- RECORDS SUPPLIED:
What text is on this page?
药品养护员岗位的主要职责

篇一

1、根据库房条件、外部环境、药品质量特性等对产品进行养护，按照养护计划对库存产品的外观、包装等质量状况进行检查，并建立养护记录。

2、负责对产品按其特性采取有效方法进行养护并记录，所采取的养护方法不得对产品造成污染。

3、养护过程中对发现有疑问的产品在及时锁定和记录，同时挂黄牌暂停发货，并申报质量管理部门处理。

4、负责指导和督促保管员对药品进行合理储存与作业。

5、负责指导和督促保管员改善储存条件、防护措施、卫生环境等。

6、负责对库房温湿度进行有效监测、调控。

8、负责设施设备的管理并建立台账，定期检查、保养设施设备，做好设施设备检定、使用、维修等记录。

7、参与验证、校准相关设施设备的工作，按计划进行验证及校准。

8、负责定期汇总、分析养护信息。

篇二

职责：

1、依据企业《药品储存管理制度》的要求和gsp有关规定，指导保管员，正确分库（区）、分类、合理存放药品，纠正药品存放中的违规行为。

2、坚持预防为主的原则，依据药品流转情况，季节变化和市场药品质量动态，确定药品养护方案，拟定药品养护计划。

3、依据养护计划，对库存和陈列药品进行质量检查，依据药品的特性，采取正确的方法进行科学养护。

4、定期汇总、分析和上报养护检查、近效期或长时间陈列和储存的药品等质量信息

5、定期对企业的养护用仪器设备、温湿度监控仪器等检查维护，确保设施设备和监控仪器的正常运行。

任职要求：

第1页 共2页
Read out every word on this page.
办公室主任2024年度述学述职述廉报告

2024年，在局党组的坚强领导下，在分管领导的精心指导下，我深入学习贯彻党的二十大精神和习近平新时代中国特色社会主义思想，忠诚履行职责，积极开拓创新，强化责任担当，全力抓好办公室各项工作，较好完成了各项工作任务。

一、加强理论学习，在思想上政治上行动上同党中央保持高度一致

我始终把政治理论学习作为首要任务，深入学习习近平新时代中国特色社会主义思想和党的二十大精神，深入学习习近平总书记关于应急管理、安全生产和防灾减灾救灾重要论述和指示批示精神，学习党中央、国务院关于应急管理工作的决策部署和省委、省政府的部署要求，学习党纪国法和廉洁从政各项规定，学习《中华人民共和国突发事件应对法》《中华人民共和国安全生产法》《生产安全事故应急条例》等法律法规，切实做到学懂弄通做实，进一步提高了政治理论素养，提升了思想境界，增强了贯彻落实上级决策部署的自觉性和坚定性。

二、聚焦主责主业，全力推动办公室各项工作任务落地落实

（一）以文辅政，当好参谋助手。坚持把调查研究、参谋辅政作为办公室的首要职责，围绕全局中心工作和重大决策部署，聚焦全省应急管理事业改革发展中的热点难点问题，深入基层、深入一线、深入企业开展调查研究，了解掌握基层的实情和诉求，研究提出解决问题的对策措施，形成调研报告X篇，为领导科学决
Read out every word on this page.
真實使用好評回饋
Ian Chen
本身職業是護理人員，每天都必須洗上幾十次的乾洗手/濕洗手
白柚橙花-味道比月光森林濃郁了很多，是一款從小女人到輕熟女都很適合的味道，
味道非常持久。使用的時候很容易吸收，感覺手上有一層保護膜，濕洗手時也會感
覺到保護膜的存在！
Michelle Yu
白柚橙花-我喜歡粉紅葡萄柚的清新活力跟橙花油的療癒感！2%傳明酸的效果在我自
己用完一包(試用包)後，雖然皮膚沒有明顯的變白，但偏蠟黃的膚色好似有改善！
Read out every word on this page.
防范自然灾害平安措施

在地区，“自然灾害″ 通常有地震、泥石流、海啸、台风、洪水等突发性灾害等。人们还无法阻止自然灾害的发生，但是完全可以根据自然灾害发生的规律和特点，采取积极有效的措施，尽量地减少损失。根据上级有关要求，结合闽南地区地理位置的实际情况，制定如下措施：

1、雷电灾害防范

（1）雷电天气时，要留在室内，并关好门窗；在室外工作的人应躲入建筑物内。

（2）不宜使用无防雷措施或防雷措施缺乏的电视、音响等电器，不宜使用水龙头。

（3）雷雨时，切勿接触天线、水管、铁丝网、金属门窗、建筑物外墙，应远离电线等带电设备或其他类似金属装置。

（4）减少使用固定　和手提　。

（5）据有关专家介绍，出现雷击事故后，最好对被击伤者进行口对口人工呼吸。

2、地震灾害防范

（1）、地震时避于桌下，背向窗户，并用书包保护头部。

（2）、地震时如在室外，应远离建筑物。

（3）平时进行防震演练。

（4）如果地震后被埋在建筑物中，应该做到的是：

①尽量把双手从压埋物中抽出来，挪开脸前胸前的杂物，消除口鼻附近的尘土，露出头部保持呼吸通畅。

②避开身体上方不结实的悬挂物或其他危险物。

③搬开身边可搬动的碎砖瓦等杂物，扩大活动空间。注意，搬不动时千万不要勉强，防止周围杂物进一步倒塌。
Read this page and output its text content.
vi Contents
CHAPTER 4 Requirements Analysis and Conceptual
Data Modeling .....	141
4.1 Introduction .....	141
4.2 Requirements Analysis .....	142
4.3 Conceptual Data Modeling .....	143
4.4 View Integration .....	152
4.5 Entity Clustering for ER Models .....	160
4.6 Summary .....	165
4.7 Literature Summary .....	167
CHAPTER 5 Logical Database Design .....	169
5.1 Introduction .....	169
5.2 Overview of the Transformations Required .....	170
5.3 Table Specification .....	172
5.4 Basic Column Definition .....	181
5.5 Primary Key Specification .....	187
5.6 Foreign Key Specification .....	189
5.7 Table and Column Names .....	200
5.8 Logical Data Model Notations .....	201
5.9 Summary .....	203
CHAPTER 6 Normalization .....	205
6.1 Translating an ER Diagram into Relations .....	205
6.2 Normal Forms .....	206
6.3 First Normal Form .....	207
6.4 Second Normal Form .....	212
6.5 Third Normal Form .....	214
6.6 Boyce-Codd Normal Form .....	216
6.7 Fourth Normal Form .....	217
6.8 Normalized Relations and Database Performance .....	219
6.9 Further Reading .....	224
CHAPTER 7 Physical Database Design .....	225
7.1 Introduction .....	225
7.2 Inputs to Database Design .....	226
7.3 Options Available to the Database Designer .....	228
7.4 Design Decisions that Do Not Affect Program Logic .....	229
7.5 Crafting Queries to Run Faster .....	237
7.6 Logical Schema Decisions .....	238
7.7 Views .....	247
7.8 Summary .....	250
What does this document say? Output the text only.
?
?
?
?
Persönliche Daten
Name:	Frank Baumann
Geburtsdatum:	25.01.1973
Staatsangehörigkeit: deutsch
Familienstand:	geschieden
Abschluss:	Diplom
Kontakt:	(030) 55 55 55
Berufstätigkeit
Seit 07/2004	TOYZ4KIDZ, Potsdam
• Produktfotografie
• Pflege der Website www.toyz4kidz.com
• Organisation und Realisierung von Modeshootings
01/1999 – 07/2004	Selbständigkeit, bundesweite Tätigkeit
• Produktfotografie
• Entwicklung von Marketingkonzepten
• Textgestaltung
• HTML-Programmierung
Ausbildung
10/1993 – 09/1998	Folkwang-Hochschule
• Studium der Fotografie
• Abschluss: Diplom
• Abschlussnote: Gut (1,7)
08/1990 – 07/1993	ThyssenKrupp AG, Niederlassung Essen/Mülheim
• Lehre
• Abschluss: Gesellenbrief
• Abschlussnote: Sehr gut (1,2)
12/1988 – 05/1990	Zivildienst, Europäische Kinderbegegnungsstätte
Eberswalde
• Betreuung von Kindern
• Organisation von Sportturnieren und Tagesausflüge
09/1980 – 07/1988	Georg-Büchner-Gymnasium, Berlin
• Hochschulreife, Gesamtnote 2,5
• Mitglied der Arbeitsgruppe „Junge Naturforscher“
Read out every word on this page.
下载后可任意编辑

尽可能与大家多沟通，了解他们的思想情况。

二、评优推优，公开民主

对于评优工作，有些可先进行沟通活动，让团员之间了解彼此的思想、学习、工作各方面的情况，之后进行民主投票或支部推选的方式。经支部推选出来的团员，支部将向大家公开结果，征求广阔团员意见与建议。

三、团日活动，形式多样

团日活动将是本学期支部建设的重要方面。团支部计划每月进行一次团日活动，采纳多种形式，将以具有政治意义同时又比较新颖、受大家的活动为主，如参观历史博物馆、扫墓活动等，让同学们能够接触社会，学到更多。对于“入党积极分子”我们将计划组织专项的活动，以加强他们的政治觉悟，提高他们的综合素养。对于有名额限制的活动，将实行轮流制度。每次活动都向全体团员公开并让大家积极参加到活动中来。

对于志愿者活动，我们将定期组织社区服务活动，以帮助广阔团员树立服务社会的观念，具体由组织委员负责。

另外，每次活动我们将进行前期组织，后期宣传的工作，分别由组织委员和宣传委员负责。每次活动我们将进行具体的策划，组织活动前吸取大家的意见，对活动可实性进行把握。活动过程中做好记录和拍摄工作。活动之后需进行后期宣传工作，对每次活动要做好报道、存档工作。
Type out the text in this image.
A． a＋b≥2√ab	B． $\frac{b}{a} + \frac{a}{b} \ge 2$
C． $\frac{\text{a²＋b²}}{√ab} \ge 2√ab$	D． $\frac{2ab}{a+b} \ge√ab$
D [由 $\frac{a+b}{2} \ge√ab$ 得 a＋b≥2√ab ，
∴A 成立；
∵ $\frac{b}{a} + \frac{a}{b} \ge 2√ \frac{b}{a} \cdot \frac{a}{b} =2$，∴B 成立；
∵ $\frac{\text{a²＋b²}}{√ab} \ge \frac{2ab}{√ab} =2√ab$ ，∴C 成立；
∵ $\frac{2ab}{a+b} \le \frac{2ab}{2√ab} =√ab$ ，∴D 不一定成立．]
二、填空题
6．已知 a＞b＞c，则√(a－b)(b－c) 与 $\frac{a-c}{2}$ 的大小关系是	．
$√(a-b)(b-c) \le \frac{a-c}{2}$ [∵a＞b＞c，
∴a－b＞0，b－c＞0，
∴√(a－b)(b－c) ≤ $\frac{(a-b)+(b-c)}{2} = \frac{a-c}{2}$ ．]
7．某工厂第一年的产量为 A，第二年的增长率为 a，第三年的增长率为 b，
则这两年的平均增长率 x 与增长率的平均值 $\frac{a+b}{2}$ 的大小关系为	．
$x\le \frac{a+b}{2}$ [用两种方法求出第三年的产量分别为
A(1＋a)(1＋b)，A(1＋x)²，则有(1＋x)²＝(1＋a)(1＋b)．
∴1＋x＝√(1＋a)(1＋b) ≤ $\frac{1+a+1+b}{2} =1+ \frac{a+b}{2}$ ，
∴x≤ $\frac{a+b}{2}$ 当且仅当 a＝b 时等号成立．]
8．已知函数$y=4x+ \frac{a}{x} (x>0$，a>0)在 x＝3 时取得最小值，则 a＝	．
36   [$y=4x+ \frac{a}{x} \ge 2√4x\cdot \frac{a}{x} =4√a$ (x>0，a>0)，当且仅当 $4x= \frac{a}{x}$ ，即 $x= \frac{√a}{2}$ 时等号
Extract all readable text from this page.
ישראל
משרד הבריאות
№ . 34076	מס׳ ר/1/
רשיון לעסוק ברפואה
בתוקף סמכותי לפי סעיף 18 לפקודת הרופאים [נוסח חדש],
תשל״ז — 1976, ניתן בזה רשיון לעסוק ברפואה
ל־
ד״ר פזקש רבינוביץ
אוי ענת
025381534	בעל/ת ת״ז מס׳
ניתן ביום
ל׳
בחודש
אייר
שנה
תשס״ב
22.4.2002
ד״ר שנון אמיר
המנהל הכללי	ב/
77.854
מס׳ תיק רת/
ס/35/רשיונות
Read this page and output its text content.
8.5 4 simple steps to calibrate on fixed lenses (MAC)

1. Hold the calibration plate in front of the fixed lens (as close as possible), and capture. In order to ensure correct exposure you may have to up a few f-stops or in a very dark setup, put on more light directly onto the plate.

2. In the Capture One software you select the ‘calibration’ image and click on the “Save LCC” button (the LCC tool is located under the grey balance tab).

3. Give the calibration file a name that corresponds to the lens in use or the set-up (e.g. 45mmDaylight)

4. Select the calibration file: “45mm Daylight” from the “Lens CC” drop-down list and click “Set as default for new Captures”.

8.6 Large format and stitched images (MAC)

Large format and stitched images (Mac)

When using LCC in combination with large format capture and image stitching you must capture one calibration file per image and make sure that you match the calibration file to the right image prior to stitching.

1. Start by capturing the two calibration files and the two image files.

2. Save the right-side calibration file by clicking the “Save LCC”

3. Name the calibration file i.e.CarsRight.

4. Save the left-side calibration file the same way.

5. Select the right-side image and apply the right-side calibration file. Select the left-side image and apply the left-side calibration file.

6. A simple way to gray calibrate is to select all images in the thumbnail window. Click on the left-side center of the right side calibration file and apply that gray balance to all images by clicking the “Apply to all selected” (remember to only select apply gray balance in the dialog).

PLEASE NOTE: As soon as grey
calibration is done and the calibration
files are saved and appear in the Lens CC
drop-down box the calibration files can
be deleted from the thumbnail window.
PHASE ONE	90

- GOAL OF THE EXERCISE: Look for the word "Requirements" and return every line where it occurs.

- WORKED ANSWER:
CHAPTER 4 Requirements Analysis and Conceptual
4.2 Requirements Analysis .....	142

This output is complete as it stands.